**What to produce**. Find every line in the data below that contains the string "video", and copy each one.

begin Excerpted records

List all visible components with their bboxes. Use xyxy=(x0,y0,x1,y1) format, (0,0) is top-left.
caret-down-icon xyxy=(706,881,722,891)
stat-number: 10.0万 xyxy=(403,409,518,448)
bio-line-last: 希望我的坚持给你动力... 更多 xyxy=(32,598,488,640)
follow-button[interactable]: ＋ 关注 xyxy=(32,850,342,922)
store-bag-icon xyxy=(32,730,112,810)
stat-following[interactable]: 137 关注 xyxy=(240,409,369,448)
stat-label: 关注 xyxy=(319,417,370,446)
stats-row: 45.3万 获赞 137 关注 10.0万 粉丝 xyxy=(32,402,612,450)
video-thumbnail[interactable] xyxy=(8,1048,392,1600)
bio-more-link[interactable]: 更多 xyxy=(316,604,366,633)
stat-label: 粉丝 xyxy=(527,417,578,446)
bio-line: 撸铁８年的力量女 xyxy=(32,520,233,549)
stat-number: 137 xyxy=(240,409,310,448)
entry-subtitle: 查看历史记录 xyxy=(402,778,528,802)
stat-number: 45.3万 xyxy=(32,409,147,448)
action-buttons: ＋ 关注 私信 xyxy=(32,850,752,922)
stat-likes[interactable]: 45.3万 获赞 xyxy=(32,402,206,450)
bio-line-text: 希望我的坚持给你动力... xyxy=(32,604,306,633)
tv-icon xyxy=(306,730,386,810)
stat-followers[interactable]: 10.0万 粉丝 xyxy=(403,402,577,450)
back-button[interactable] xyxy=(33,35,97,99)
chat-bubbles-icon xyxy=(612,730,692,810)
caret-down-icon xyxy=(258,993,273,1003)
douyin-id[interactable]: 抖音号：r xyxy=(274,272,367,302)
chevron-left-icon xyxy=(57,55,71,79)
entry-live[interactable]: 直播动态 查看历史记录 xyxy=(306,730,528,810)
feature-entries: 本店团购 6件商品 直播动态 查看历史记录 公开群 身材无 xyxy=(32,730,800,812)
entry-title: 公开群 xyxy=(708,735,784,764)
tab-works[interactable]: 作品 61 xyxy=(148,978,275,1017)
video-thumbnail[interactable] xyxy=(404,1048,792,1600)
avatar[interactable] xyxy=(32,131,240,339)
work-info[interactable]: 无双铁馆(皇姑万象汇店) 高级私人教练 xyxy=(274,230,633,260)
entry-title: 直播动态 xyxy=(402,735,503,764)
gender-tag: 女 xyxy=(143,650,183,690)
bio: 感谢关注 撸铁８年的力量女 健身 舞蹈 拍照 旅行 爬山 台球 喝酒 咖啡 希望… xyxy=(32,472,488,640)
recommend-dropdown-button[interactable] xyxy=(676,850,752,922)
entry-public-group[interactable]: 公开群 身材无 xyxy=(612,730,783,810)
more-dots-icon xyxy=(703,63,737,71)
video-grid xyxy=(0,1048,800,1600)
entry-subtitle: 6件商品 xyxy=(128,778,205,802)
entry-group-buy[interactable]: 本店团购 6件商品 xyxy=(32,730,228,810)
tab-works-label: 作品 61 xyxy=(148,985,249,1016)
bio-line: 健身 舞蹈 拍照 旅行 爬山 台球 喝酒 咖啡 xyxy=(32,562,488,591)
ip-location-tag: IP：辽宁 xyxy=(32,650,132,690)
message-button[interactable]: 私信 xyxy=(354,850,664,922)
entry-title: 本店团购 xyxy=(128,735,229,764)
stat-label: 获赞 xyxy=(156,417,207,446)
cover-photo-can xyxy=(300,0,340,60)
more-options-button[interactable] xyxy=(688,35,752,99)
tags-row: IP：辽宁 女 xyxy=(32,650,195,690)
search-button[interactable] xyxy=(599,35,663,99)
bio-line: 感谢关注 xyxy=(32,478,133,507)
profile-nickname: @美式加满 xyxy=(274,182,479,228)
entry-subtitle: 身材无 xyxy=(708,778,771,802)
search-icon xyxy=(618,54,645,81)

end Excerpted records

**Response to this exercise**.
video-thumbnail[interactable] xyxy=(8,1048,392,1600)
video-thumbnail[interactable] xyxy=(404,1048,792,1600)
video-grid xyxy=(0,1048,800,1600)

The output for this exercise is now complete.